(Records contained in a dataset)

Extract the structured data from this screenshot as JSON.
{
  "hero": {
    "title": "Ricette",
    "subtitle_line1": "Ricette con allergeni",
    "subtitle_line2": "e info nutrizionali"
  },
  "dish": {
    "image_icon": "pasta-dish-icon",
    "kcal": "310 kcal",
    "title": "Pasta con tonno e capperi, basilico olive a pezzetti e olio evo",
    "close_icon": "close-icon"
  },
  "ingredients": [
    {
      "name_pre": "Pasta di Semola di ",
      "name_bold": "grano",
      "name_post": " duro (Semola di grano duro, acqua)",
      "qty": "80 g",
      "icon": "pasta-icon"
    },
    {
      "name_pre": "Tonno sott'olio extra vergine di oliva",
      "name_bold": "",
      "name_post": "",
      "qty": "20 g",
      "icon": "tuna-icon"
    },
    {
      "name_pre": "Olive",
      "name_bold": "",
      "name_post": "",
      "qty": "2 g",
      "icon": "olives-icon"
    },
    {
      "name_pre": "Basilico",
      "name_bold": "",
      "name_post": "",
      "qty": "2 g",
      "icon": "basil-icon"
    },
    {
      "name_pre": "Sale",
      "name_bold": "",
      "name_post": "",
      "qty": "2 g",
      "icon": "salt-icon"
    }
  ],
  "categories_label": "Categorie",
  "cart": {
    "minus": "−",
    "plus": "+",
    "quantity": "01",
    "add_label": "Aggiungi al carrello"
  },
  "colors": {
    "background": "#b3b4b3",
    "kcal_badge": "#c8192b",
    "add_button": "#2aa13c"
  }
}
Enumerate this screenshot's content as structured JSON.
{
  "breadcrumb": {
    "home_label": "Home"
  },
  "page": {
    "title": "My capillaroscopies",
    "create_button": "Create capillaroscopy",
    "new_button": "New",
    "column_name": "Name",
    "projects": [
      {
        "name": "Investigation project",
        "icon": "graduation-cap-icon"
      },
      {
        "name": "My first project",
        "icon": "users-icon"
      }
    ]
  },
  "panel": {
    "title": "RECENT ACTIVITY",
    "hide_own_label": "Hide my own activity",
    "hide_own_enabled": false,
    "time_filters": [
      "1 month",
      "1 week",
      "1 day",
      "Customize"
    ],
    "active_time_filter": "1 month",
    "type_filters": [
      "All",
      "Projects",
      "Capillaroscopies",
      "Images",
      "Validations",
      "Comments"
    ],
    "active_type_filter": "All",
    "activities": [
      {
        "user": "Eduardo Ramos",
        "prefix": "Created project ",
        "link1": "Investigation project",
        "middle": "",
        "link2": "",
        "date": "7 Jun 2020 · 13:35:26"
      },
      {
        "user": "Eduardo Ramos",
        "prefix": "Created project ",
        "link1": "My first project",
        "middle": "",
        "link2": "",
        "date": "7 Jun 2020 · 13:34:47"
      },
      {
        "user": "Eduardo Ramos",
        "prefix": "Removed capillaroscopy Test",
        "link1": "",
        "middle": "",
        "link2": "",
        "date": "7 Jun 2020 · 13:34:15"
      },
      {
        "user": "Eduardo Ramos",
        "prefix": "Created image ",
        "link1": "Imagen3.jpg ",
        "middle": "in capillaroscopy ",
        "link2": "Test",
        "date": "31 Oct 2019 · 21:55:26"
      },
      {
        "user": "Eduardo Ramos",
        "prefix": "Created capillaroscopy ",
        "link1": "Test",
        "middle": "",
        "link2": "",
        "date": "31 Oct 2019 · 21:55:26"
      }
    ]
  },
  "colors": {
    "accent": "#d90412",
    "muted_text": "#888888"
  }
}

> Problem to solve:
Return every line exactly.

> Answer to this problem:
Extract the structured data from this screenshot as JSON.
{
  "hero": {
    "title": "Ricette",
    "subtitle_line1": "Ricette con allergeni",
    "subtitle_line2": "e info nutrizionali"
  },
  "dish": {
    "image_icon": "pasta-dish-icon",
    "kcal": "310 kcal",
    "title": "Pasta con tonno e capperi, basilico olive a pezzetti e olio evo",
    "close_icon": "close-icon"
  },
  "ingredients": [
    {
      "name_pre": "Pasta di Semola di ",
      "name_bold": "grano",
      "name_post": " duro (Semola di grano duro, acqua)",
      "qty": "80 g",
      "icon": "pasta-icon"
    },
    {
      "name_pre": "Tonno sott'olio extra vergine di oliva",
      "name_bold": "",
      "name_post": "",
      "qty": "20 g",
      "icon": "tuna-icon"
    },
    {
      "name_pre": "Olive",
      "name_bold": "",
      "name_post": "",
      "qty": "2 g",
      "icon": "olives-icon"
    },
    {
      "name_pre": "Basilico",
      "name_bold": "",
      "name_post": "",
      "qty": "2 g",
      "icon": "basil-icon"
    },
    {
      "name_pre": "Sale",
      "name_bold": "",
      "name_post": "",
      "qty": "2 g",
      "icon": "salt-icon"
    }
  ],
  "categories_label": "Categorie",
  "cart": {
    "minus": "−",
    "plus": "+",
    "quantity": "01",
    "add_label": "Aggiungi al carrello"
  },
  "colors": {
    "background": "#b3b4b3",
    "kcal_badge": "#c8192b",
    "add_button": "#2aa13c"
  }
}
Enumerate this screenshot's content as structured JSON.
{
  "breadcrumb": {
    "home_label": "Home"
  },
  "page": {
    "title": "My capillaroscopies",
    "create_button": "Create capillaroscopy",
    "new_button": "New",
    "column_name": "Name",
    "projects": [
      {
        "name": "Investigation project",
        "icon": "graduation-cap-icon"
      },
      {
        "name": "My first project",
        "icon": "users-icon"
      }
    ]
  },
  "panel": {
    "title": "RECENT ACTIVITY",
    "hide_own_label": "Hide my own activity",
    "hide_own_enabled": false,
    "time_filters": [
      "1 month",
      "1 week",
      "1 day",
      "Customize"
    ],
    "active_time_filter": "1 month",
    "type_filters": [
      "All",
      "Projects",
      "Capillaroscopies",
      "Images",
      "Validations",
      "Comments"
    ],
    "active_type_filter": "All",
    "activities": [
      {
        "user": "Eduardo Ramos",
        "prefix": "Created project ",
        "link1": "Investigation project",
        "middle": "",
        "link2": "",
        "date": "7 Jun 2020 · 13:35:26"
      },
      {
        "user": "Eduardo Ramos",
        "prefix": "Created project ",
        "link1": "My first project",
        "middle": "",
        "link2": "",
        "date": "7 Jun 2020 · 13:34:47"
      },
      {
        "user": "Eduardo Ramos",
        "prefix": "Removed capillaroscopy Test",
        "link1": "",
        "middle": "",
        "link2": "",
        "date": "7 Jun 2020 · 13:34:15"
      },
      {
        "user": "Eduardo Ramos",
        "prefix": "Created image ",
        "link1": "Imagen3.jpg ",
        "middle": "in capillaroscopy ",
        "link2": "Test",
        "date": "31 Oct 2019 · 21:55:26"
      },
      {
        "user": "Eduardo Ramos",
        "prefix": "Created capillaroscopy ",
        "link1": "Test",
        "middle": "",
        "link2": "",
        "date": "31 Oct 2019 · 21:55:26"
      }
    ]
  },
  "colors": {
    "accent": "#d90412",
    "muted_text": "#888888"
  }
}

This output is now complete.